*WHAT THE EXERCISE ASKS*. From the records, pick out and copy each line containing "durak".
BEGIN RECORDS FOR THIS TASK
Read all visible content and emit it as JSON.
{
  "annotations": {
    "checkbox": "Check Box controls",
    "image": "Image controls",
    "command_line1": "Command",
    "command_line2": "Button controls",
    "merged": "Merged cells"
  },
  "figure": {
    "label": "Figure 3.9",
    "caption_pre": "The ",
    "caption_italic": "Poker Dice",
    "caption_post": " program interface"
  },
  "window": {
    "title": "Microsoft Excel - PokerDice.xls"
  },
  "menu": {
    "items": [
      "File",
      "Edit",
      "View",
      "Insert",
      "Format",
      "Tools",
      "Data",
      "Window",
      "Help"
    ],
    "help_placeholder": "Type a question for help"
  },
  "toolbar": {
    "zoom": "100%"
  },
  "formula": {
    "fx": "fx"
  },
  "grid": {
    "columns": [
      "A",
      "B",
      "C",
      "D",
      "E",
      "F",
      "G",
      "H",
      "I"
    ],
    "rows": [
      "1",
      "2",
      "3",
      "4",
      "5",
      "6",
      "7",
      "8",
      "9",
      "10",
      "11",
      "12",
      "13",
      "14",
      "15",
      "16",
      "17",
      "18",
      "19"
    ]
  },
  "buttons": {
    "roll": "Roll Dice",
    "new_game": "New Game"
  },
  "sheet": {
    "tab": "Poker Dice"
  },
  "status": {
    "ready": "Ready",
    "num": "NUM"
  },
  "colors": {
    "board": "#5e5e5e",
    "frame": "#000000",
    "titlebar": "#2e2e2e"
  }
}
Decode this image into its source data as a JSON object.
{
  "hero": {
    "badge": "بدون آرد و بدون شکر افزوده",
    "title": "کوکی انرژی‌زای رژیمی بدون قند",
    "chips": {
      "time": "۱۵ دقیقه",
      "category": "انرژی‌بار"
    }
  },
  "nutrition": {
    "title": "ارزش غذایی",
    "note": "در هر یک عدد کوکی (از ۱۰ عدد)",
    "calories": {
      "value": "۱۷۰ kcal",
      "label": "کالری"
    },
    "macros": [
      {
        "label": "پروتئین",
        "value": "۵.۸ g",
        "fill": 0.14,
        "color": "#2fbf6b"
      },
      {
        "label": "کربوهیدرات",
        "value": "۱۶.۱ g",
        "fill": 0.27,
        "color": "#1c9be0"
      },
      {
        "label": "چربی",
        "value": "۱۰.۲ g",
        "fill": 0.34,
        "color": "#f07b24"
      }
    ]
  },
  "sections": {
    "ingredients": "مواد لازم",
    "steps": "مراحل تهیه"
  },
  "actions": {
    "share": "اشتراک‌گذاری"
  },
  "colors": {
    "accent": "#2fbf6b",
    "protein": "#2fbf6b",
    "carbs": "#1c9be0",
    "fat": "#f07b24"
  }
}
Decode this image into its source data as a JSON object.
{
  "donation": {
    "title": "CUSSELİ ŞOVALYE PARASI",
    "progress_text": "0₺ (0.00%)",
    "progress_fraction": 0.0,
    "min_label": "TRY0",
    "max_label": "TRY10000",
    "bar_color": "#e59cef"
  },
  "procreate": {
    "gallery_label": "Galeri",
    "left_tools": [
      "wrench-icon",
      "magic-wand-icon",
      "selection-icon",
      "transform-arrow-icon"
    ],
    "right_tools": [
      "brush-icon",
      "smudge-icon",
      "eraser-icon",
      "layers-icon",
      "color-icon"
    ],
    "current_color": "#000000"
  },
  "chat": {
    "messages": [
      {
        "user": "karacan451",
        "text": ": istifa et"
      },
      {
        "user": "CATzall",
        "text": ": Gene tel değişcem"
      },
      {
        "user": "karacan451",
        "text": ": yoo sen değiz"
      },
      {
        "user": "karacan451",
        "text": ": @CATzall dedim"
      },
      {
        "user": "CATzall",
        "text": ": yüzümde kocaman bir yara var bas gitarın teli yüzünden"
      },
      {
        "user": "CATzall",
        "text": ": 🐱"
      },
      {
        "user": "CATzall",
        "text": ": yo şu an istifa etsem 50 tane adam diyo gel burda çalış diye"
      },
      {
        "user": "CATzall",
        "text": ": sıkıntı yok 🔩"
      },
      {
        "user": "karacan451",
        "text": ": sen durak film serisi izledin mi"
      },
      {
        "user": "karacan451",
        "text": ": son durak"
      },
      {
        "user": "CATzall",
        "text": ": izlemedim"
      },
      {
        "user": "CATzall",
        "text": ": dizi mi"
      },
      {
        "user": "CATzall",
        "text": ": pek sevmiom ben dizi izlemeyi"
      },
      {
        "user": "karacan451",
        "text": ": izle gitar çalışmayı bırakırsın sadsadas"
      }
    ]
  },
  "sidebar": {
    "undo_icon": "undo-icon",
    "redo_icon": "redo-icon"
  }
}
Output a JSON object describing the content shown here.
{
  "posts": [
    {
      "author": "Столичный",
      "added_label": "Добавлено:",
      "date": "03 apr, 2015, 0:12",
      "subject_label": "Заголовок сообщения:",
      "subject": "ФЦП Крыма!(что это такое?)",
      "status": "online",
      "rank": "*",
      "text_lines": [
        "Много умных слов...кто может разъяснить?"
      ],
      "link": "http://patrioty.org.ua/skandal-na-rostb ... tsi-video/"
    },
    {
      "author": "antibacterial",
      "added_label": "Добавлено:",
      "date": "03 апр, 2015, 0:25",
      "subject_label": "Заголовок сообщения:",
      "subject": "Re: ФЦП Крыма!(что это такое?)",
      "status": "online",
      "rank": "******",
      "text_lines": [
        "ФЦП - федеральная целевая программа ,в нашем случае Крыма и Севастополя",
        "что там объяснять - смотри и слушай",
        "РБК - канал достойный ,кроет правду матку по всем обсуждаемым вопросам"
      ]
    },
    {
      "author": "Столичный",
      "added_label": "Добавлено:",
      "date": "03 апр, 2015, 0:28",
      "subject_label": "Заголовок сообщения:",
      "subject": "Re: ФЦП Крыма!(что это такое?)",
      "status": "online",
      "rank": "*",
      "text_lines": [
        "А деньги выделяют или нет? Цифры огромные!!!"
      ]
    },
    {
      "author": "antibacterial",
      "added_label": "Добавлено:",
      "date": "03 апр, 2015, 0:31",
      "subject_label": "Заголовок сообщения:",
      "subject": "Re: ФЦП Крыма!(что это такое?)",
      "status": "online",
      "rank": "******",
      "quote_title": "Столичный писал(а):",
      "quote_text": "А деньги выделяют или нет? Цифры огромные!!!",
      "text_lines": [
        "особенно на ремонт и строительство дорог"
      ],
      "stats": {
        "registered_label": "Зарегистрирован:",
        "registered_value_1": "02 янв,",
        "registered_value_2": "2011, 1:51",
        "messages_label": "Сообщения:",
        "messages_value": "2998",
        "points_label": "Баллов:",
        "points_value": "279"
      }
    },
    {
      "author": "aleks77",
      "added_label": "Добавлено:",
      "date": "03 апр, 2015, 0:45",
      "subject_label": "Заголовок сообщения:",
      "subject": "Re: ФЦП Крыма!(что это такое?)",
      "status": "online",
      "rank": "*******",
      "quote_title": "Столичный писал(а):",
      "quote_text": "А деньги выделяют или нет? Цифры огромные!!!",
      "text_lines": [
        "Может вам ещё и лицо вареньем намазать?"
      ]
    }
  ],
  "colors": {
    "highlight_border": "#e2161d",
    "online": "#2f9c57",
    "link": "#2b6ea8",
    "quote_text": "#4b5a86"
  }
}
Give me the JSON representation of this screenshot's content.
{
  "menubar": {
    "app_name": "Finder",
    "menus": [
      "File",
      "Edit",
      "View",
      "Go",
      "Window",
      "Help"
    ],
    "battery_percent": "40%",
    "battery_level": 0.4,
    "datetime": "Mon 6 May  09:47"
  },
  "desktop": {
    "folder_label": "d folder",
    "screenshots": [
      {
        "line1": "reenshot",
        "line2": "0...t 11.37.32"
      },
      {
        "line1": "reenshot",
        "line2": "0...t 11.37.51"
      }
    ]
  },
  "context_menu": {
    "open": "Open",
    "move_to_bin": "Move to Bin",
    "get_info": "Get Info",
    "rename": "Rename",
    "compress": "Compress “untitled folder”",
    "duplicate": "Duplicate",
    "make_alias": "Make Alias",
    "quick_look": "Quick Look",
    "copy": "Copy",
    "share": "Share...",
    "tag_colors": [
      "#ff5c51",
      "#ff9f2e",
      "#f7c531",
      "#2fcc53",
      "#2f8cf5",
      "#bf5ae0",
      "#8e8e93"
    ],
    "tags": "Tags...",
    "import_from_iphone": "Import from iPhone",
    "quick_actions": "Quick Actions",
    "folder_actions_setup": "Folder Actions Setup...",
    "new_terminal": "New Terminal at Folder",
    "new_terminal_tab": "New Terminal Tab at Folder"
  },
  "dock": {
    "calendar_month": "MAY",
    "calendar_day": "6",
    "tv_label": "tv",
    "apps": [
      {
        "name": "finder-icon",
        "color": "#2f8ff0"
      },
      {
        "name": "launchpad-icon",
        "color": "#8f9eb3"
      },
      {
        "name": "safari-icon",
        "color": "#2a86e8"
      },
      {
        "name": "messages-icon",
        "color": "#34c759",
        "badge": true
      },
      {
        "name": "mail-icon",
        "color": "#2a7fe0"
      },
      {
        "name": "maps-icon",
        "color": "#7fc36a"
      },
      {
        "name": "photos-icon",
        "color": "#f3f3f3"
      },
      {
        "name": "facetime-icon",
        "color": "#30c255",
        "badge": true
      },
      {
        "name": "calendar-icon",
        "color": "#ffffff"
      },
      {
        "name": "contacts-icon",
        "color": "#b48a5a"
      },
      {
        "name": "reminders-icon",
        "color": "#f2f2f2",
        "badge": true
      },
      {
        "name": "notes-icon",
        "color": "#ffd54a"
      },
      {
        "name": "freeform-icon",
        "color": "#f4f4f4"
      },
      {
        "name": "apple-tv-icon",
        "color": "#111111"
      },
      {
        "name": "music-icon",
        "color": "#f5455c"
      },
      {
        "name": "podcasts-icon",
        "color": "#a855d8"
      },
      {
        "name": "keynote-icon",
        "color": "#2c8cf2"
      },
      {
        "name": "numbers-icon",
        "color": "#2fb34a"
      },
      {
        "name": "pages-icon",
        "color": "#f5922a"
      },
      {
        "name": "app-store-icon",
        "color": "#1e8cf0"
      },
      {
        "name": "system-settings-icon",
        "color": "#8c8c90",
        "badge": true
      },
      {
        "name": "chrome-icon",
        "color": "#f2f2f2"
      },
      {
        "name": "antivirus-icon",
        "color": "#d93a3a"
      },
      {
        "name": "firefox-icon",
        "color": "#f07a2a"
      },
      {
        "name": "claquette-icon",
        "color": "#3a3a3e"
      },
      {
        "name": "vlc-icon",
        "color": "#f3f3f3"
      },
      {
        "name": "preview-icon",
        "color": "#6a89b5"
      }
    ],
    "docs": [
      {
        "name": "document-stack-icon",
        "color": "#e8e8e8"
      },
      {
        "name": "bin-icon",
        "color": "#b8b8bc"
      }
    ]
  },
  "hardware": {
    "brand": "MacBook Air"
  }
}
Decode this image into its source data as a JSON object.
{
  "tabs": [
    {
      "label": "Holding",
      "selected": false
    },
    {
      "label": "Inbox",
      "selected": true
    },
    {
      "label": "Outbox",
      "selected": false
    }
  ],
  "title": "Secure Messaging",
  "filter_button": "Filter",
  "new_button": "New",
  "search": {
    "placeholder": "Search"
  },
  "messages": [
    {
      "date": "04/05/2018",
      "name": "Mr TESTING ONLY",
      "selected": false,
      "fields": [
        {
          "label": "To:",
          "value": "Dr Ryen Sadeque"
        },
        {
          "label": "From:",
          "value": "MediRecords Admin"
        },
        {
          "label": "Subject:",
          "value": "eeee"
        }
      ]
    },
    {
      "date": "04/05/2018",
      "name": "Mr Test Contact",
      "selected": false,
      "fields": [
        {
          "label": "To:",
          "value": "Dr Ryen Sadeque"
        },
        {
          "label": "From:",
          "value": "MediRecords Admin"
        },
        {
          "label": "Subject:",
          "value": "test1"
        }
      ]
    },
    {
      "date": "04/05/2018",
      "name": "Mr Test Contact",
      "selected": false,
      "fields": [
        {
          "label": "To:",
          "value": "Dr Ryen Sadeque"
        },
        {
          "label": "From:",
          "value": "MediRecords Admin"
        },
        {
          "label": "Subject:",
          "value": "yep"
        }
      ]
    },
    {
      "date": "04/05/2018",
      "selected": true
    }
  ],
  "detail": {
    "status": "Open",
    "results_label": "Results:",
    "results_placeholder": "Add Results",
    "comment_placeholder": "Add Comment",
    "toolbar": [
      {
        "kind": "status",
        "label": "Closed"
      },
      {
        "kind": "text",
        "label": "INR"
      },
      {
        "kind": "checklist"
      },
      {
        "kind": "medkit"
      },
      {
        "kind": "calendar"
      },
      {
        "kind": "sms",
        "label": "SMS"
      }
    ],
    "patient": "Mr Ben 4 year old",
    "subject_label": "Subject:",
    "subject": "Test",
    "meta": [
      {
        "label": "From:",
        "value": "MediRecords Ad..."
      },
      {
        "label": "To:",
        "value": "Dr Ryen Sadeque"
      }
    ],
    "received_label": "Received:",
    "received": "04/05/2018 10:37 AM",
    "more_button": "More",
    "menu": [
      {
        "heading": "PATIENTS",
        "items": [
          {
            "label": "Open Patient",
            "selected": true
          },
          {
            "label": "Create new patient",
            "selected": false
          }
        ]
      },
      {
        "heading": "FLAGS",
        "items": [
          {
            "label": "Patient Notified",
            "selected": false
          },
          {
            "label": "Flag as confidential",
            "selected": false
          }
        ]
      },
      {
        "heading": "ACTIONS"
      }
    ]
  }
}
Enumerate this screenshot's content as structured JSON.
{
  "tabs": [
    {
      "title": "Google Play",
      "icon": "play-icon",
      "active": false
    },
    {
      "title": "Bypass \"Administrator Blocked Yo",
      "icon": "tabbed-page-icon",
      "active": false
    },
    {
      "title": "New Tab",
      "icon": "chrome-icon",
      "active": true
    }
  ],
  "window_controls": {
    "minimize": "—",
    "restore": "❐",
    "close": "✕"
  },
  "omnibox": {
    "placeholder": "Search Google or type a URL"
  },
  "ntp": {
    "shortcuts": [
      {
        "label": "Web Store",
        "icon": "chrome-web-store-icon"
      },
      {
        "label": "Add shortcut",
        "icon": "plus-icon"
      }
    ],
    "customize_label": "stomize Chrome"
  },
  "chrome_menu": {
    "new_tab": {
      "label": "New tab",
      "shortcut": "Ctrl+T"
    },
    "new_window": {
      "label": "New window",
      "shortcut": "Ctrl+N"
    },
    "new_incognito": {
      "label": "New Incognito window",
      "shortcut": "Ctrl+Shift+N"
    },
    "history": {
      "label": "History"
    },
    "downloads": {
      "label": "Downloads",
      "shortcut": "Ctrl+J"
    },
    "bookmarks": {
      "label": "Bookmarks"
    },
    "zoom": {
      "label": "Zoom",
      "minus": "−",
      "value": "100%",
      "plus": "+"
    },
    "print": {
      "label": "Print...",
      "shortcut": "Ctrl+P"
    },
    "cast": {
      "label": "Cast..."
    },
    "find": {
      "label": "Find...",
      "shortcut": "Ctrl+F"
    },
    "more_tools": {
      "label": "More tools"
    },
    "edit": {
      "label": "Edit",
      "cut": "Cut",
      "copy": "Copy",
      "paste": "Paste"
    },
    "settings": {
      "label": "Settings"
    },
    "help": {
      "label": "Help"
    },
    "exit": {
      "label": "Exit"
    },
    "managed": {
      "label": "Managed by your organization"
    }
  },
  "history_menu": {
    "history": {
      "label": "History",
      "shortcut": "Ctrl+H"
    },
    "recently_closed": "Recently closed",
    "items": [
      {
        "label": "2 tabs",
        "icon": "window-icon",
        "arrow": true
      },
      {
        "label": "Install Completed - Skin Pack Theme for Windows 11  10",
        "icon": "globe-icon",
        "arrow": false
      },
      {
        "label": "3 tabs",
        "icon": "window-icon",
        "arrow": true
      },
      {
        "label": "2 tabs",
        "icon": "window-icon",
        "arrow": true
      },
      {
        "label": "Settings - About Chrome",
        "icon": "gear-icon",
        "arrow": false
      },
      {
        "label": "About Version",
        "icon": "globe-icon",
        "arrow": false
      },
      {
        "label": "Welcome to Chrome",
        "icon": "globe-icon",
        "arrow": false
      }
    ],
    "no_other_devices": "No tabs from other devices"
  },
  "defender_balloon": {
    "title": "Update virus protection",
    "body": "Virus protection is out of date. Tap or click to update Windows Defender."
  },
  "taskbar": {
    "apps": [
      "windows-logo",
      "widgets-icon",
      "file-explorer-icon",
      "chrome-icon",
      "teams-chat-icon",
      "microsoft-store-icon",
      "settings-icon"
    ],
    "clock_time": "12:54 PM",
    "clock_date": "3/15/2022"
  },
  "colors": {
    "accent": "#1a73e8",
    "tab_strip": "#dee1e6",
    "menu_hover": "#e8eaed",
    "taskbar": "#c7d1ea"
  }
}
END RECORDS FOR THIS TASK
*SOLUTION TO THIS EXERCISE*.
        "text": ": sen durak film serisi izledin mi"
        "text": ": son durak"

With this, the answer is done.